- _EXERCISE GOAL_:
Every line below that includes "ytick" counts toward the total. Report that total alone.

- _MATERIAL TO PROCESS_:
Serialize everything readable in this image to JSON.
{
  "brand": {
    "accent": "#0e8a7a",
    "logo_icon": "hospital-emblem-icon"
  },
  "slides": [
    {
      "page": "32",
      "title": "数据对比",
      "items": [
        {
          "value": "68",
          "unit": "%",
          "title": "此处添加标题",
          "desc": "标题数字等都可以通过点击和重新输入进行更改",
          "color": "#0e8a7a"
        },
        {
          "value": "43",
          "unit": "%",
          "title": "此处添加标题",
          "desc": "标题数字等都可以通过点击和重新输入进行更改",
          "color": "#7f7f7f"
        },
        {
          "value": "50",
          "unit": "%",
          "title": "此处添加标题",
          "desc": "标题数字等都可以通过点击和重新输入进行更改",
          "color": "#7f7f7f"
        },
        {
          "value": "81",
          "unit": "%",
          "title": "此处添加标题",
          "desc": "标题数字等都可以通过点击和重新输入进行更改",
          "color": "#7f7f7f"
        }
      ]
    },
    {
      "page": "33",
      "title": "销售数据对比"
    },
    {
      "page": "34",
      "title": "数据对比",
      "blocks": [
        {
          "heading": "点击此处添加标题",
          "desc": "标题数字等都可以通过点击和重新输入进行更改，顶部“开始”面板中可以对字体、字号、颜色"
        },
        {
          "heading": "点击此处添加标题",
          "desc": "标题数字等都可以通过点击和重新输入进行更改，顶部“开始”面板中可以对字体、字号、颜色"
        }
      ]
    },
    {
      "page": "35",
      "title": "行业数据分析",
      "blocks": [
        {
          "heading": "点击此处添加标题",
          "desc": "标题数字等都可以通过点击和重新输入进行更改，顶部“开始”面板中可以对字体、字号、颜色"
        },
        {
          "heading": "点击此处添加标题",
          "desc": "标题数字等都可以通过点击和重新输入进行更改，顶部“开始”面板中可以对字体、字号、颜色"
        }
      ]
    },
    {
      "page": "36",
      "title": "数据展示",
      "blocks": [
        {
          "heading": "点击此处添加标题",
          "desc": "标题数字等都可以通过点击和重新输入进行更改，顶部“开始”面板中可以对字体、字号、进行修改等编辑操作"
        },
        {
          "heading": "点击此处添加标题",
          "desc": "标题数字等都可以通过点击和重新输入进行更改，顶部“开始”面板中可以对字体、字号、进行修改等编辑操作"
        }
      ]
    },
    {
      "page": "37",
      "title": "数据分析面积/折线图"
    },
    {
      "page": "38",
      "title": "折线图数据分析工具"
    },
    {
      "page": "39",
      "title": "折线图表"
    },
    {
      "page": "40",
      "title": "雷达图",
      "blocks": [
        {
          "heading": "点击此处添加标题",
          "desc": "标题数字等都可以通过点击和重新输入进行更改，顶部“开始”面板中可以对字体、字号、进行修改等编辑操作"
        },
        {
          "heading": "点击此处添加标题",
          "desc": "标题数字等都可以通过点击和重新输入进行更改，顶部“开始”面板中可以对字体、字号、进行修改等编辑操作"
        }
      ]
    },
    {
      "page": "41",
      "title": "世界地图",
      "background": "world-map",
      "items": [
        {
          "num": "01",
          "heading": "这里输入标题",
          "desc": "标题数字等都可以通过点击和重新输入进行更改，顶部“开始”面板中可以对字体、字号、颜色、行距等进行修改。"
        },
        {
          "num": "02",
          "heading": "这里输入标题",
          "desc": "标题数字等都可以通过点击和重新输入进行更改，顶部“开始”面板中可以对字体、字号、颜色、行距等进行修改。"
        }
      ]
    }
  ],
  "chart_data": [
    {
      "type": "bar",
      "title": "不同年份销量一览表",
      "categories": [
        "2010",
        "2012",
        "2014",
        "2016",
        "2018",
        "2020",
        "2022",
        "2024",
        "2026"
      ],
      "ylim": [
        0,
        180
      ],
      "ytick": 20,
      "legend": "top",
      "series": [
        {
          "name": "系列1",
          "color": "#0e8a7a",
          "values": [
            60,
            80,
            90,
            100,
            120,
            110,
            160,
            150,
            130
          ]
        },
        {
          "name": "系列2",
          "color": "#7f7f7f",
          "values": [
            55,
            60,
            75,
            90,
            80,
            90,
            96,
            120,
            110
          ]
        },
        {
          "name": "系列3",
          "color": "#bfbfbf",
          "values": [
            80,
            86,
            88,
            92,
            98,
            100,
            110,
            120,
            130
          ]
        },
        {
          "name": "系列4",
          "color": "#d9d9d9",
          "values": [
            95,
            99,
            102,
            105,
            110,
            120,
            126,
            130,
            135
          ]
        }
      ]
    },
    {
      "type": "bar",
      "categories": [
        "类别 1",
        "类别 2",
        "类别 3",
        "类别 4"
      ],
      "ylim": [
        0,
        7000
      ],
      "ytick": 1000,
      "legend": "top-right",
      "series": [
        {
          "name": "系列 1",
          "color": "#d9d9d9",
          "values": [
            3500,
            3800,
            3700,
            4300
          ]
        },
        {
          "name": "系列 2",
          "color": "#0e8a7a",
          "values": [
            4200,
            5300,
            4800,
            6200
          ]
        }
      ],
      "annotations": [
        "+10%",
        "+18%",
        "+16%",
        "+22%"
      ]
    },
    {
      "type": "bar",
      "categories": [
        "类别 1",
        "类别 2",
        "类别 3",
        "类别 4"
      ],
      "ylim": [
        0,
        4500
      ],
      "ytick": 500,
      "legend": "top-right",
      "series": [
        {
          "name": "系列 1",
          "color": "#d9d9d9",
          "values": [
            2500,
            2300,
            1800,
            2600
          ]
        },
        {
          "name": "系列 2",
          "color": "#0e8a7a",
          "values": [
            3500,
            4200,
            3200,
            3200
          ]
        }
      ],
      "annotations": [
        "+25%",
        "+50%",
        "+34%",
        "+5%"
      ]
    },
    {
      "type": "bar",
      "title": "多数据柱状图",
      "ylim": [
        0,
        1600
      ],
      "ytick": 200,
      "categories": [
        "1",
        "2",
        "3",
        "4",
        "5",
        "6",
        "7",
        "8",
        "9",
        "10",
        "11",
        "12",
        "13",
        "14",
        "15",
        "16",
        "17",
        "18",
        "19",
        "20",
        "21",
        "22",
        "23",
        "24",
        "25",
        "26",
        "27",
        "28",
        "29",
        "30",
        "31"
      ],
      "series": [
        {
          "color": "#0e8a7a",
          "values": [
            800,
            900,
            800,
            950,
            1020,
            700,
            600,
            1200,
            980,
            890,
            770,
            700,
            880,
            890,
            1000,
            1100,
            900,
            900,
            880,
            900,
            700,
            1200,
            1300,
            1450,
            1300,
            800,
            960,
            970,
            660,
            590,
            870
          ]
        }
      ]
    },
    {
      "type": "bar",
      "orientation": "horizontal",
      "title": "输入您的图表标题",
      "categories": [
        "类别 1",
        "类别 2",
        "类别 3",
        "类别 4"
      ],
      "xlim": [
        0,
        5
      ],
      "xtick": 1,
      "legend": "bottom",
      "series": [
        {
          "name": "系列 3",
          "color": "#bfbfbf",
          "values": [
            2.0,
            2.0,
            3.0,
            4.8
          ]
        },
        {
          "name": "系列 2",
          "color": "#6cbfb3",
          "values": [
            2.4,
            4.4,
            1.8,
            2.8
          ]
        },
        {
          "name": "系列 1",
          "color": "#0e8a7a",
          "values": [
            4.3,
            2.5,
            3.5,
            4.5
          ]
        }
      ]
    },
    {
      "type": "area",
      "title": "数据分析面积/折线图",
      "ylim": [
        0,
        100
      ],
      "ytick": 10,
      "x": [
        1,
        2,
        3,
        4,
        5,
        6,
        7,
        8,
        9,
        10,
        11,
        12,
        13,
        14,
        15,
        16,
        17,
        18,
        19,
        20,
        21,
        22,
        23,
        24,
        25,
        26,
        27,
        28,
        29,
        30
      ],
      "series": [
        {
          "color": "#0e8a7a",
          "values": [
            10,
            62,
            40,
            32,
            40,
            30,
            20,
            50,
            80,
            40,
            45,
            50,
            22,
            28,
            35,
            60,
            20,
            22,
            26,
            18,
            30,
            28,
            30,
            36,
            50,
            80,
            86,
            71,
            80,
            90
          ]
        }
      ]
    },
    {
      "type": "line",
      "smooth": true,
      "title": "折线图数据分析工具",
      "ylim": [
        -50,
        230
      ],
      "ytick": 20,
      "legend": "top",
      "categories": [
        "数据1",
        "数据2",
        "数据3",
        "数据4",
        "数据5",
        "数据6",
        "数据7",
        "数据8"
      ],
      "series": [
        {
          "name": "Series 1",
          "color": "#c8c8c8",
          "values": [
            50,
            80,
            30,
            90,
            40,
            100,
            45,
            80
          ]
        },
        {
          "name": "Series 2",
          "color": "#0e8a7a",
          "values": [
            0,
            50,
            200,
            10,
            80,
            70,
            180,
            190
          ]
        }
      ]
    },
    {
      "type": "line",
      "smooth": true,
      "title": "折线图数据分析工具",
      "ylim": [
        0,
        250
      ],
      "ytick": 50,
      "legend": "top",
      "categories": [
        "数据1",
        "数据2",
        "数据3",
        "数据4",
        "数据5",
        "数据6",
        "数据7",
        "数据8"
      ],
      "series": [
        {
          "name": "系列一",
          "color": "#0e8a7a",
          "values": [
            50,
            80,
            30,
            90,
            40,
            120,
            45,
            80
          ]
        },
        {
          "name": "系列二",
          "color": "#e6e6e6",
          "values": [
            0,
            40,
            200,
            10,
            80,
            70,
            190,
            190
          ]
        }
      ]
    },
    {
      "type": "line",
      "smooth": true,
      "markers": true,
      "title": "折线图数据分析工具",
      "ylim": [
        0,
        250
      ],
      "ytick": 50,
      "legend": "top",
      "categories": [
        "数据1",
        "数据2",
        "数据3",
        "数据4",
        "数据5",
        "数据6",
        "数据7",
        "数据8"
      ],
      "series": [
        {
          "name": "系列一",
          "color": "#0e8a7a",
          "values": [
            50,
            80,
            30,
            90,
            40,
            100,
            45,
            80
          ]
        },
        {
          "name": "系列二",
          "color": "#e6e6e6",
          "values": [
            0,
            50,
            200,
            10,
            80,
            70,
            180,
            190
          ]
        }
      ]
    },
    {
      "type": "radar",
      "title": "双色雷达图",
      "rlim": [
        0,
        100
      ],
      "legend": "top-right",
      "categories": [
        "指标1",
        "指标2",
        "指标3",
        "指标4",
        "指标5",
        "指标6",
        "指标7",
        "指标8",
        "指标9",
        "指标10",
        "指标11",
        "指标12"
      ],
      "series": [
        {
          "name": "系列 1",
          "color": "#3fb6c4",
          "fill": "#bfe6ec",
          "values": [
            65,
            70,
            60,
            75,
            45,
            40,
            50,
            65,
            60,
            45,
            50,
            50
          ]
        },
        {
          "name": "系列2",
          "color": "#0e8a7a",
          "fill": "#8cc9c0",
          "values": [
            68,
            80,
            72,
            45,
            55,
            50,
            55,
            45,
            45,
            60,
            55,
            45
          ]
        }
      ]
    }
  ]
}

- _COMPLETE OUTPUT_:
8